**Data supplied:**

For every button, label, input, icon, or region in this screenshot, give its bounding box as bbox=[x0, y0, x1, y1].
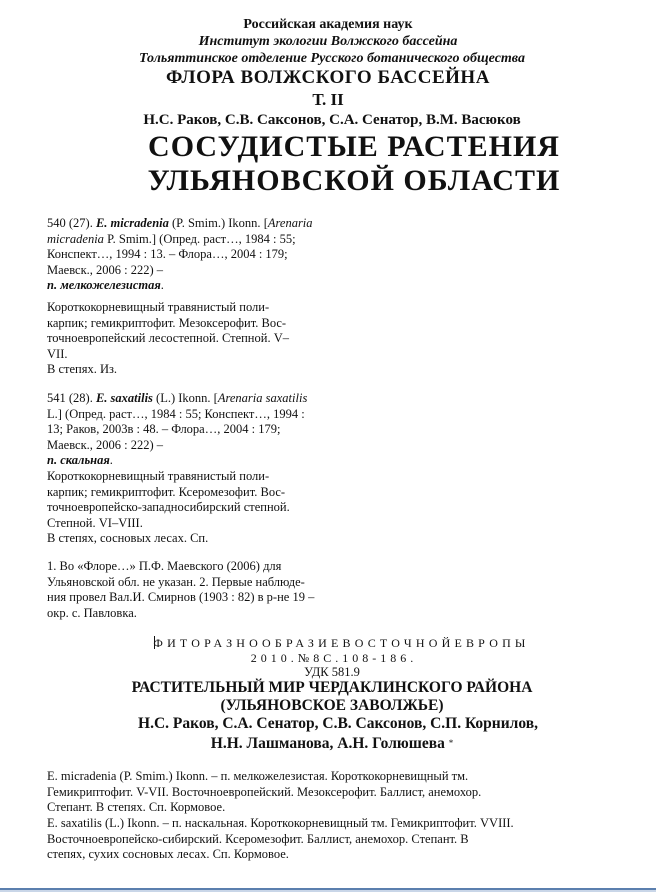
note-line: окр. с. Павловка. bbox=[47, 605, 137, 620]
volume-label: Т. II bbox=[312, 90, 344, 109]
department-name: Тольяттинское отделение Русского ботанического общества bbox=[139, 51, 525, 66]
summary-line: Гемикриптофит. V-VII. Восточноевропейский. Мезоксерофит. Баллист, анемохор. bbox=[47, 784, 482, 799]
note-line: ния провел Вал.И. Смирнов (1903 : 82) в р-не 19 – bbox=[47, 590, 315, 605]
description-line: карпик; гемикриптофит. Ксеромезофит. Вос- bbox=[47, 484, 286, 499]
species-authority: (L.) Ikonn. bbox=[156, 391, 211, 405]
summary-line: Степант. В степях. Сп. Кормовое. bbox=[47, 800, 226, 815]
series-title: ФЛОРА ВОЛЖСКОГО БАССЕЙНА bbox=[166, 67, 490, 88]
notes bbox=[47, 559, 317, 621]
description-line: Короткокорневищный травянистый поли- bbox=[47, 469, 270, 483]
description-line: точноевропейский лесостепной. Степной. V– bbox=[47, 331, 289, 346]
synonym-references: P. Smim.] (Опред. раст…, 1984 : 55; Конспект…, 1994 : 13. – Флора…, 2004 : 179; Маевск., 2006 : 222) – bbox=[47, 231, 296, 277]
species-description-540 bbox=[47, 300, 317, 378]
summary-entry-saxatilis bbox=[47, 816, 567, 863]
journal-title-text: ФИТОРАЗНООБРАЗИЕВОСТОЧНОЙЕВРОПЫ bbox=[153, 636, 530, 650]
synonym-bracket: [ bbox=[213, 391, 218, 405]
entry-number: 541 (28). bbox=[47, 391, 93, 405]
udk-code: УДК 581.9 bbox=[304, 665, 360, 679]
species-authority: (P. Smim.) Ikonn. bbox=[172, 216, 261, 230]
summary-line: E. micradenia (P. Smim.) Ikonn. – п. мелкожелезистая. Короткокорневищный тм. bbox=[47, 769, 469, 783]
species-entry-541: 541 (28). E. saxatilis (L.) Ikonn. [Arenaria saxatilis L.] (Опред. раст…, 1984 : 55; Конспект…, 1994 : 13; Раков, 2003в : 48. – Флора…, 2004 : 179; Маевск., 2006 : 222) – п. скальная. bbox=[47, 391, 308, 468]
article-title-line-1: РАСТИТЕЛЬНЫЙ МИР ЧЕРДАКЛИНСКОГО РАЙОНА bbox=[131, 679, 533, 696]
description-line: карпик; гемикриптофит. Мезоксерофит. Вос- bbox=[47, 315, 287, 330]
book-title-line-2: УЛЬЯНОВСКОЙ ОБЛАСТИ bbox=[147, 164, 561, 197]
habitat-line: В степях, сосновых лесах. Сп. bbox=[47, 531, 209, 546]
organization-name: Российская академия наук bbox=[243, 17, 413, 32]
article-authors-line-2 bbox=[4, 734, 656, 753]
authors-text: Н.Н. Лашманова, А.Н. Голюшева bbox=[210, 735, 445, 752]
synonym-name: Arenaria saxatilis bbox=[217, 391, 308, 405]
summary-entry-micradenia bbox=[47, 769, 567, 816]
russian-name: п. скальная bbox=[47, 453, 110, 468]
species-entry-540: 540 (27). E. micradenia (P. Smim.) Ikonn. [Arenaria micradenia P. Smim.] (Опред. раст…, 1984 : 55; Конспект…, 1994 : 13. – Флора…, 2004 : 179; Маевск., 2006 : 222) – п. мелкожелезистая. bbox=[47, 216, 313, 293]
journal-title bbox=[14, 636, 656, 650]
summary-line: E. saxatilis (L.) Ikonn. – п. наскальная. Короткокорневищный тм. Гемикриптофит. VVIII. bbox=[47, 816, 514, 830]
footnote-mark: * bbox=[448, 738, 454, 748]
species-name: E. saxatilis bbox=[95, 391, 153, 405]
species-description-541 bbox=[47, 469, 317, 547]
entry-number: 540 (27). bbox=[47, 216, 93, 230]
article-title-line-2: (УЛЬЯНОВСКОЕ ЗАВОЛЖЬЕ) bbox=[220, 697, 444, 714]
journal-issue: 2010.№8С.108-186. bbox=[250, 651, 418, 665]
note-line: Ульяновской обл. не указан. 2. Первые наблюде- bbox=[47, 574, 305, 589]
description-line: Короткокорневищный травянистый поли- bbox=[47, 300, 270, 314]
summary-line: Восточноевропейско-сибирский. Ксеромезофит. Баллист, анемохор. Степант. В bbox=[47, 831, 469, 846]
note-line: 1. Во «Флоре…» П.Ф. Маевского (2006) для bbox=[47, 559, 282, 573]
habitat-line: В степях. Из. bbox=[47, 362, 118, 377]
summary-line: степях, сухих сосновых лесах. Сп. Кормовое. bbox=[47, 847, 289, 862]
species-name: E. micradenia bbox=[95, 216, 169, 230]
description-line: точноевропейско-западносибирский степной. bbox=[47, 500, 290, 515]
russian-name: п. мелкожелезистая bbox=[47, 278, 161, 293]
synonym-name: Arenaria micradenia bbox=[47, 216, 313, 246]
article-authors-line-1: Н.С. Раков, С.А. Сенатор, С.В. Саксонов, С.П. Корнилов, bbox=[138, 715, 538, 732]
book-title-line-1: СОСУДИСТЫЕ РАСТЕНИЯ bbox=[148, 130, 560, 163]
institute-name: Институт экологии Волжского бассейна bbox=[198, 34, 458, 49]
synonym-bracket: [ bbox=[263, 216, 268, 230]
book-authors: Н.С. Раков, С.В. Саксонов, С.А. Сенатор, В.М. Васюков bbox=[143, 112, 521, 128]
synonym-references: L.] (Опред. раст…, 1984 : 55; Конспект…, 1994 : 13; Раков, 2003в : 48. – Флора…, 2004 : 179; Маевск., 2006 : 222) – bbox=[47, 406, 305, 452]
description-line: Степной. VI–VIII. bbox=[47, 515, 143, 530]
description-line: VII. bbox=[47, 346, 68, 361]
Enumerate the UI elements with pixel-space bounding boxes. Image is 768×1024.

**Problem to solve:** Rewrite the listing above as a numbered list with one entry per line, skipping blank lines and leaving the picture out.

**Answer for the task:**
1. For every button, label, input, icon, or region in this screenshot, give its bounding box as bbox=[x0, y0, x1, y1].
2. note-line: окр. с. Павловка. bbox=[47, 605, 137, 620]
3. volume-label: Т. II bbox=[312, 90, 344, 109]
4. department-name: Тольяттинское отделение Русского ботанического общества bbox=[139, 51, 525, 66]
5. summary-line: Гемикриптофит. V-VII. Восточноевропейский. Мезоксерофит. Баллист, анемохор. bbox=[47, 784, 482, 799]
6. note-line: ния провел Вал.И. Смирнов (1903 : 82) в р-не 19 – bbox=[47, 590, 315, 605]
7. description-line: карпик; гемикриптофит. Ксеромезофит. Вос- bbox=[47, 484, 286, 499]
8. species-authority: (L.) Ikonn. bbox=[156, 391, 211, 405]
9. summary-line: Степант. В степях. Сп. Кормовое. bbox=[47, 800, 226, 815]
10. series-title: ФЛОРА ВОЛЖСКОГО БАССЕЙНА bbox=[166, 67, 490, 88]
11. notes bbox=[47, 559, 317, 621]
12. description-line: Короткокорневищный травянистый поли- bbox=[47, 469, 270, 483]
13. description-line: точноевропейский лесостепной. Степной. V– bbox=[47, 331, 289, 346]
14. synonym-references: P. Smim.] (Опред. раст…, 1984 : 55; Конспект…, 1994 : 13. – Флора…, 2004 : 179; Маевск., 2006 : 222) – bbox=[47, 231, 296, 277]
15. species-description-540 bbox=[47, 300, 317, 378]
16. summary-entry-saxatilis bbox=[47, 816, 567, 863]
17. journal-title-text: ФИТОРАЗНООБРАЗИЕВОСТОЧНОЙЕВРОПЫ bbox=[153, 636, 530, 650]
18. synonym-bracket: [ bbox=[213, 391, 218, 405]
19. entry-number: 541 (28). bbox=[47, 391, 93, 405]
20. udk-code: УДК 581.9 bbox=[304, 665, 360, 679]
21. species-authority: (P. Smim.) Ikonn. bbox=[172, 216, 261, 230]
22. summary-line: E. micradenia (P. Smim.) Ikonn. – п. мелкожелезистая. Короткокорневищный тм. bbox=[47, 769, 469, 783]
23. species-entry-541: 541 (28). E. saxatilis (L.) Ikonn. [Arenaria saxatilis L.] (Опред. раст…, 1984 : 55; Конспект…, 1994 : 13; Раков, 2003в : 48. – Флора…, 2004 : 179; Маевск., 2006 : 222) – п. скальная. bbox=[47, 391, 308, 468]
24. article-title-line-1: РАСТИТЕЛЬНЫЙ МИР ЧЕРДАКЛИНСКОГО РАЙОНА bbox=[131, 679, 533, 696]
25. description-line: карпик; гемикриптофит. Мезоксерофит. Вос- bbox=[47, 315, 287, 330]
26. book-title-line-2: УЛЬЯНОВСКОЙ ОБЛАСТИ bbox=[147, 164, 561, 197]
27. habitat-line: В степях, сосновых лесах. Сп. bbox=[47, 531, 209, 546]
28. organization-name: Российская академия наук bbox=[243, 17, 413, 32]
29. article-authors-line-2 bbox=[4, 734, 656, 753]
30. authors-text: Н.Н. Лашманова, А.Н. Голюшева bbox=[210, 735, 445, 752]
31. synonym-name: Arenaria saxatilis bbox=[217, 391, 308, 405]
32. summary-entry-micradenia bbox=[47, 769, 567, 816]
33. russian-name: п. скальная bbox=[47, 453, 110, 468]
34. species-entry-540: 540 (27). E. micradenia (P. Smim.) Ikonn. [Arenaria micradenia P. Smim.] (Опред. раст…, 1984 : 55; Конспект…, 1994 : 13. – Флора…, 2004 : 179; Маевск., 2006 : 222) – п. мелкожелезистая. bbox=[47, 216, 313, 293]
35. journal-title bbox=[14, 636, 656, 650]
36. summary-line: E. saxatilis (L.) Ikonn. – п. наскальная. Короткокорневищный тм. Гемикриптофит. VVIII. bbox=[47, 816, 514, 830]
37. footnote-mark: * bbox=[448, 738, 454, 748]
38. species-name: E. saxatilis bbox=[95, 391, 153, 405]
39. species-description-541 bbox=[47, 469, 317, 547]
40. entry-number: 540 (27). bbox=[47, 216, 93, 230]
41. article-title-line-2: (УЛЬЯНОВСКОЕ ЗАВОЛЖЬЕ) bbox=[220, 697, 444, 714]
42. journal-issue: 2010.№8С.108-186. bbox=[250, 651, 418, 665]
43. note-line: Ульяновской обл. не указан. 2. Первые наблюде- bbox=[47, 574, 305, 589]
44. description-line: Короткокорневищный травянистый поли- bbox=[47, 300, 270, 314]
45. summary-line: Восточноевропейско-сибирский. Ксеромезофит. Баллист, анемохор. Степант. В bbox=[47, 831, 469, 846]
46. note-line: 1. Во «Флоре…» П.Ф. Маевского (2006) для bbox=[47, 559, 282, 573]
47. habitat-line: В степях. Из. bbox=[47, 362, 118, 377]
48. summary-line: степях, сухих сосновых лесах. Сп. Кормовое. bbox=[47, 847, 289, 862]
49. species-name: E. micradenia bbox=[95, 216, 169, 230]
50. description-line: точноевропейско-западносибирский степной. bbox=[47, 500, 290, 515]
51. russian-name: п. мелкожелезистая bbox=[47, 278, 161, 293]
52. synonym-name: Arenaria micradenia bbox=[47, 216, 313, 246]
53. article-authors-line-1: Н.С. Раков, С.А. Сенатор, С.В. Саксонов, С.П. Корнилов, bbox=[138, 715, 538, 732]
54. book-title-line-1: СОСУДИСТЫЕ РАСТЕНИЯ bbox=[148, 130, 560, 163]
55. institute-name: Институт экологии Волжского бассейна bbox=[198, 34, 458, 49]
56. synonym-bracket: [ bbox=[263, 216, 268, 230]
57. book-authors: Н.С. Раков, С.В. Саксонов, С.А. Сенатор, В.М. Васюков bbox=[143, 112, 521, 128]
58. synonym-references: L.] (Опред. раст…, 1984 : 55; Конспект…, 1994 : 13; Раков, 2003в : 48. – Флора…, 2004 : 179; Маевск., 2006 : 222) – bbox=[47, 406, 305, 452]
59. description-line: Степной. VI–VIII. bbox=[47, 515, 143, 530]
60. description-line: VII. bbox=[47, 346, 68, 361]
61. Enumerate the UI elements with pixel-space bounding boxes. Image is 768×1024.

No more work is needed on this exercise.